Stored data
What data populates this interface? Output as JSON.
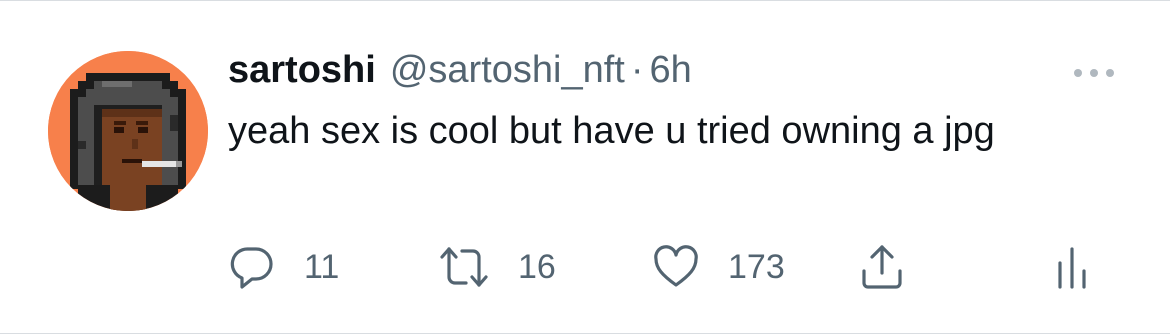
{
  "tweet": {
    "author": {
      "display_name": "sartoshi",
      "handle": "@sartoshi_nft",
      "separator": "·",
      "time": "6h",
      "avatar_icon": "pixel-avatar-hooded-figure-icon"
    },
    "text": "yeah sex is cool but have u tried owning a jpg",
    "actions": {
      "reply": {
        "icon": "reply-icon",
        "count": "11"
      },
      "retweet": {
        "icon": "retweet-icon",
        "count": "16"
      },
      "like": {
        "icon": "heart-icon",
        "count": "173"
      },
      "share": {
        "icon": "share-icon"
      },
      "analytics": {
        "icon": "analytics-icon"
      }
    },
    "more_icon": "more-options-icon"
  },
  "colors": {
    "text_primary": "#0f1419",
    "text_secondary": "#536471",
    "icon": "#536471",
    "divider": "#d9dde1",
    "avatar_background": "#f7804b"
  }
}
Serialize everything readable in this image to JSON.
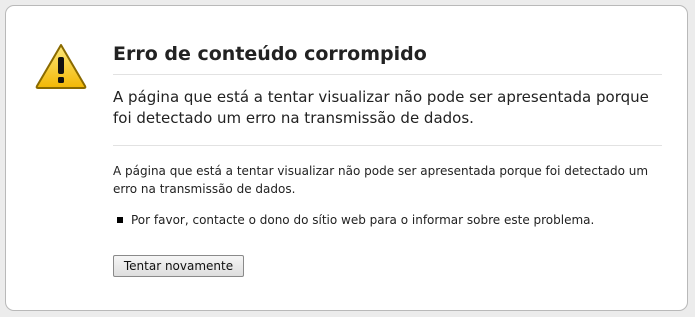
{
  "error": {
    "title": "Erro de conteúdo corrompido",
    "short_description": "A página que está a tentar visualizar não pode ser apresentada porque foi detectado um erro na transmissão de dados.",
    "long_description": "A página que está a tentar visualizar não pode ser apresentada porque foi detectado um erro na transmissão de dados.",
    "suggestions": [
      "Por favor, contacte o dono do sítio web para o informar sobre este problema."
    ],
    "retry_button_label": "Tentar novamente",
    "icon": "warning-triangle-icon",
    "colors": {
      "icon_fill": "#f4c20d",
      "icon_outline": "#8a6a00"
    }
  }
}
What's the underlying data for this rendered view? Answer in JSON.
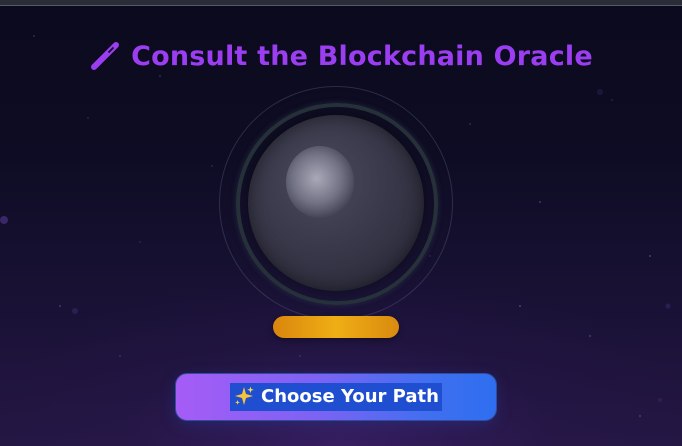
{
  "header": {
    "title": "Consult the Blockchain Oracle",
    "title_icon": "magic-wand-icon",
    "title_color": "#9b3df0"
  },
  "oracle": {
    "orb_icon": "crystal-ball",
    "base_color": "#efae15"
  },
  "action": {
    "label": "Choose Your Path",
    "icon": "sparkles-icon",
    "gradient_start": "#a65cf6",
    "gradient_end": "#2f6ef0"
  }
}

• _DO THIS_:
Write out the whole listing exactly, and drop the pictures.

• _WRITTEN SOLUTION_:
What data populates this interface? Output as JSON.
{
  "tweet": {
    "author": {
      "display_name": "sartoshi",
      "handle": "@sartoshi_nft",
      "separator": "·",
      "time": "6h",
      "avatar_icon": "pixel-avatar-hooded-figure-icon"
    },
    "text": "yeah sex is cool but have u tried owning a jpg",
    "actions": {
      "reply": {
        "icon": "reply-icon",
        "count": "11"
      },
      "retweet": {
        "icon": "retweet-icon",
        "count": "16"
      },
      "like": {
        "icon": "heart-icon",
        "count": "173"
      },
      "share": {
        "icon": "share-icon"
      },
      "analytics": {
        "icon": "analytics-icon"
      }
    },
    "more_icon": "more-options-icon"
  },
  "colors": {
    "text_primary": "#0f1419",
    "text_secondary": "#536471",
    "icon": "#536471",
    "divider": "#d9dde1",
    "avatar_background": "#f7804b"
  }
}
Serialize everything readable in this image to JSON.
{
  "error": {
    "title": "Erro de conteúdo corrompido",
    "short_description": "A página que está a tentar visualizar não pode ser apresentada porque foi detectado um erro na transmissão de dados.",
    "long_description": "A página que está a tentar visualizar não pode ser apresentada porque foi detectado um erro na transmissão de dados.",
    "suggestions": [
      "Por favor, contacte o dono do sítio web para o informar sobre este problema."
    ],
    "retry_button_label": "Tentar novamente",
    "icon": "warning-triangle-icon",
    "colors": {
      "icon_fill": "#f4c20d",
      "icon_outline": "#8a6a00"
    }
  }
}
What's the underlying data for this rendered view? Answer in JSON.
{
  "header": {
    "title": "Consult the Blockchain Oracle",
    "title_icon": "magic-wand-icon",
    "title_color": "#9b3df0"
  },
  "oracle": {
    "orb_icon": "crystal-ball",
    "base_color": "#efae15"
  },
  "action": {
    "label": "Choose Your Path",
    "icon": "sparkles-icon",
    "gradient_start": "#a65cf6",
    "gradient_end": "#2f6ef0"
  }
}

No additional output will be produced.